- **Task brief**:
Reproduce all records exactly.

++++++++++

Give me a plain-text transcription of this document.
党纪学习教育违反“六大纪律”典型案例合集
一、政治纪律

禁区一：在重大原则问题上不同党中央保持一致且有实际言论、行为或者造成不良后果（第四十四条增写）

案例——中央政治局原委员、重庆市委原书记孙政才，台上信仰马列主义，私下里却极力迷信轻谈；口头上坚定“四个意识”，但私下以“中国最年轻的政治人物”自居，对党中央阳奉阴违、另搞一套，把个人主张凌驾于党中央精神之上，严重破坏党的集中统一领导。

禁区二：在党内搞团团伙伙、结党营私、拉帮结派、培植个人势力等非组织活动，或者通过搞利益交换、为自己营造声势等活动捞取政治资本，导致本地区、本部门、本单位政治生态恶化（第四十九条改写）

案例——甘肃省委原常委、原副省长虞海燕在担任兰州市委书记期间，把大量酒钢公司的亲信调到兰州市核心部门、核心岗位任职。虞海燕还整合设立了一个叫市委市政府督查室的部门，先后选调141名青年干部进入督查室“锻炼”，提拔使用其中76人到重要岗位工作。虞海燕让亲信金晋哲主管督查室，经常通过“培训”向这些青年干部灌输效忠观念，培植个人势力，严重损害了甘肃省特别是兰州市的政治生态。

++++++++++

- **Exercise answer**:
Give me a plain-text transcription of this document.
党纪学习教育违反“六大纪律”典型案例合集
一、政治纪律

禁区一：在重大原则问题上不同党中央保持一致且有实际言论、行为或者造成不良后果（第四十四条增写）

案例——中央政治局原委员、重庆市委原书记孙政才，台上信仰马列主义，私下里却极力迷信轻谈；口头上坚定“四个意识”，但私下以“中国最年轻的政治人物”自居，对党中央阳奉阴违、另搞一套，把个人主张凌驾于党中央精神之上，严重破坏党的集中统一领导。

禁区二：在党内搞团团伙伙、结党营私、拉帮结派、培植个人势力等非组织活动，或者通过搞利益交换、为自己营造声势等活动捞取政治资本，导致本地区、本部门、本单位政治生态恶化（第四十九条改写）

案例——甘肃省委原常委、原副省长虞海燕在担任兰州市委书记期间，把大量酒钢公司的亲信调到兰州市核心部门、核心岗位任职。虞海燕还整合设立了一个叫市委市政府督查室的部门，先后选调141名青年干部进入督查室“锻炼”，提拔使用其中76人到重要岗位工作。虞海燕让亲信金晋哲主管督查室，经常通过“培训”向这些青年干部灌输效忠观念，培植个人势力，严重损害了甘肃省特别是兰州市的政治生态。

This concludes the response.